--- Task goal ---
Rewrite the article about loved ones asking to go home from "When a loved" to "the technique here.", using "upset" in place of "anxious".

Many families struggle after moving a loved one into a Memory Care or Assisted Living community. Seniors may feel disoriented by the move and still won’t consider it “home,” which adds to the heartbreak their loved ones experience. Your loved one might ask to return home, but the “home” they’re remembering could be the one they had lived in for years, and it can be difficult to explain to them that this is their home now. Knowing how to respond in this situation can help curb their anxiety.

Reassurance & Comfort

When a senior requests to go home, they may be anxious, scared, or uncomfortable. This may be a good time to give extra hugs or simply sit and talk with them. Trying to reason with them may only cause them to become more agitated. Instead, work with them to make them feel comfortable. Be compassionate, reinforce positive engagement, and actively encourage them. Sometimes asking them questions about home and listening may be helpful. Understanding why they might want to go home is also helpful as you prepare for this discussion.

Listen to the emotions behind your loved one’s words. During your conversation, pay attention to verbal cues, body language, posture, gestures, and facial expressions. These can help you determine the seriousness of their request. Show you’re listening through your own facial expressions, questions and comments. The most important part of this conversation is to acknowledge their feelings. You might try saying, “I know. I wish you could, too. What’s hard for you today?” Then listen to their feelings. Listening can be a powerful solution in such situations.

Validation & Redirection

When a loved one says they want to go home, reminding them they’re already home may just cause them to become anxious or even angry. The reality is your family member is probably remembering a home from their childhood or younger years, so of course where they are now doesn’t feel like home. If this happens, first acknowledge their request and validate their feelings. Next, ask them to tell you about their home, who lives there, what they like most about it, and what they want to do when they get there. This will give you insight into the “home” they’re talking about and give you opportunities for redirection. Daily Caring, a caregiving support website, outlines the technique here.

Distraction may not work for very long, but it gives you a start. It’s important to be respectful and understanding of the senior’s concerns. Bring out a photo album, put on their favorite movie, take them to an activity within the community, or play soothing music. Redirecting their attention away from their desire to go home can involve some trial and error. Remember to be patient and take notice of what works and what doesn’t work.

Listen & React with Care

The conversation about wanting to go home will tug at your heartstrings, but you need to be able to separate your feelings now just as you had to do when making the initial decision to move your loved one into a senior living community. Acknowledge your loved one’s feelings, listen to their thoughts, and perhaps try redirecting their attention with suggestions, such as “Let’s go get a cup of coffee.” Be empathetic, but remember to keep your feelings separate from your loved one’s feelings. If you continue to struggle with what to say when they ask to go home, meeting with the community’s social worker may offer you support.

Get Ahead of Their Behavior

If you’ve noticed your loved one continues to ask about returning home at a specific time of day, one strategy is to get ahead of it. So instead of waiting to react, start an activity ahead of time, one you know they’ll enjoy and find soothing or pleasant. This strategy can help prevent or reduce your loved one’s repeated stressful or distressing behavior.

--- Source information ---

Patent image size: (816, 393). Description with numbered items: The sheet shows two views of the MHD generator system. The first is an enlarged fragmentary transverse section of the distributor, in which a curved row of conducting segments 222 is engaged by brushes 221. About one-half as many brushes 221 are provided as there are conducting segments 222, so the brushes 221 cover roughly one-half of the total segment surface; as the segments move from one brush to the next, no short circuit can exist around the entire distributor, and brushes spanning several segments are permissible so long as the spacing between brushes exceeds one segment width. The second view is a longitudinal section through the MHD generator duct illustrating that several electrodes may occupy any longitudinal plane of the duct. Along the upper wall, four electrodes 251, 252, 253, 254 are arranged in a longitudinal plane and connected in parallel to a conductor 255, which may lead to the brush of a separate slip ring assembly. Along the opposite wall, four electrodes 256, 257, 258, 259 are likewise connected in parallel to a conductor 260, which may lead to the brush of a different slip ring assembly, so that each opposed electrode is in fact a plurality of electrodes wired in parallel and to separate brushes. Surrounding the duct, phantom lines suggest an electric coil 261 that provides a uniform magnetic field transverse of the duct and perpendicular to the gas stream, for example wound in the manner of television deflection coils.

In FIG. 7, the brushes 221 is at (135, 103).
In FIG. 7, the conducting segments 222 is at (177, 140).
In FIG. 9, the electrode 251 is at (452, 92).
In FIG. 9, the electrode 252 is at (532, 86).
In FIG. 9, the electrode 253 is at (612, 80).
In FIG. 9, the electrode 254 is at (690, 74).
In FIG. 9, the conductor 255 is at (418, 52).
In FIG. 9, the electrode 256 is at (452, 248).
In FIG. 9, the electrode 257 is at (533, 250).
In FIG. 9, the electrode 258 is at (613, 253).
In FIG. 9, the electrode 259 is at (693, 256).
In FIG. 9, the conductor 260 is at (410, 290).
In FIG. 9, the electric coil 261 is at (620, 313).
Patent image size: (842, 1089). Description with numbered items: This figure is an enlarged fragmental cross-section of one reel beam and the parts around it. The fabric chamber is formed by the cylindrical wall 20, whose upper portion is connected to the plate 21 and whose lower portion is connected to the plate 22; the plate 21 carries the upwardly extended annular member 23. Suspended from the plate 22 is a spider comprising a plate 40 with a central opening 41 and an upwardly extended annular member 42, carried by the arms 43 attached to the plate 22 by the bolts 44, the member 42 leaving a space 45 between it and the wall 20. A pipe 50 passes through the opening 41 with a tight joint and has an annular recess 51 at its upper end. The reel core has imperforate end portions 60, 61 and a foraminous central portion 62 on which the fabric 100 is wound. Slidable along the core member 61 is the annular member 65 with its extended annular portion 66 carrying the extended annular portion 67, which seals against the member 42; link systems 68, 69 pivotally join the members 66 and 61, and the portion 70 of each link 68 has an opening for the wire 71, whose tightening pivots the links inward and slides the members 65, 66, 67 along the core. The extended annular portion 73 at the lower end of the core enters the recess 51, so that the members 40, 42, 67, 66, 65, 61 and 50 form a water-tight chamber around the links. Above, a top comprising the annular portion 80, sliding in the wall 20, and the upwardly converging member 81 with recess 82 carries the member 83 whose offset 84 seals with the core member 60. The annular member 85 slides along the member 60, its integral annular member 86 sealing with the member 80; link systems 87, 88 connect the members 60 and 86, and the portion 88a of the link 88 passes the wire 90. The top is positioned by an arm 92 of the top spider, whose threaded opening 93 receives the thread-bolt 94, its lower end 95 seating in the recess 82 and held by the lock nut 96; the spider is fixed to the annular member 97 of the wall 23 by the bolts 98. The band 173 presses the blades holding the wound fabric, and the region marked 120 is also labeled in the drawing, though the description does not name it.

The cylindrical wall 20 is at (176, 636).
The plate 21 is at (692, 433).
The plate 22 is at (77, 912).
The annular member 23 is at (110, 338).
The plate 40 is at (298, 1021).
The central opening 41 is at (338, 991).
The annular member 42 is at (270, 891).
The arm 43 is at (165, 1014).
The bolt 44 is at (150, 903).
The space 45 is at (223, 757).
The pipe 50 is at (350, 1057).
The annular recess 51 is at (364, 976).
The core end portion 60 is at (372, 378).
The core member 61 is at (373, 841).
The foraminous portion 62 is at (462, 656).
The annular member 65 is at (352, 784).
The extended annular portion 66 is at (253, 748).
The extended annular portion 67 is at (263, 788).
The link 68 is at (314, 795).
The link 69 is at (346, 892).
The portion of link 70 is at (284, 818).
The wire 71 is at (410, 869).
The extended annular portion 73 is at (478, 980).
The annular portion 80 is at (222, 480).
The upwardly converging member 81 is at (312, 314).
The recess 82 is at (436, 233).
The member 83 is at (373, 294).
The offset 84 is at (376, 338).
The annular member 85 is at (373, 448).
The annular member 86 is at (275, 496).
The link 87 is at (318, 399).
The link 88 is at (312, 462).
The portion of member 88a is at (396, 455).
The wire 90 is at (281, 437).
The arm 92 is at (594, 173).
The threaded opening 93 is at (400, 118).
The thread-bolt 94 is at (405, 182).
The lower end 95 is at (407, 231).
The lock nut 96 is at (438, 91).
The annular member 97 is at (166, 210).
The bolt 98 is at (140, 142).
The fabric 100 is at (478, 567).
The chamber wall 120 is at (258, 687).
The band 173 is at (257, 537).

--- Output for this exercise ---
When a loved one says they want to go home, reminding them they’re already home may just cause them to become upset or even angry. The reality is your family member is probably remembering a home from their childhood or younger years, so of course where they are now doesn’t feel like home. If this happens, first acknowledge their request and validate their feelings. Next, ask them to tell you about their home, who lives there, what they like most about it, and what they want to do when they get there. This will give you insight into the “home” they’re talking about and give you opportunities for redirection. Daily Caring, a caregiving support website, outlines the technique here.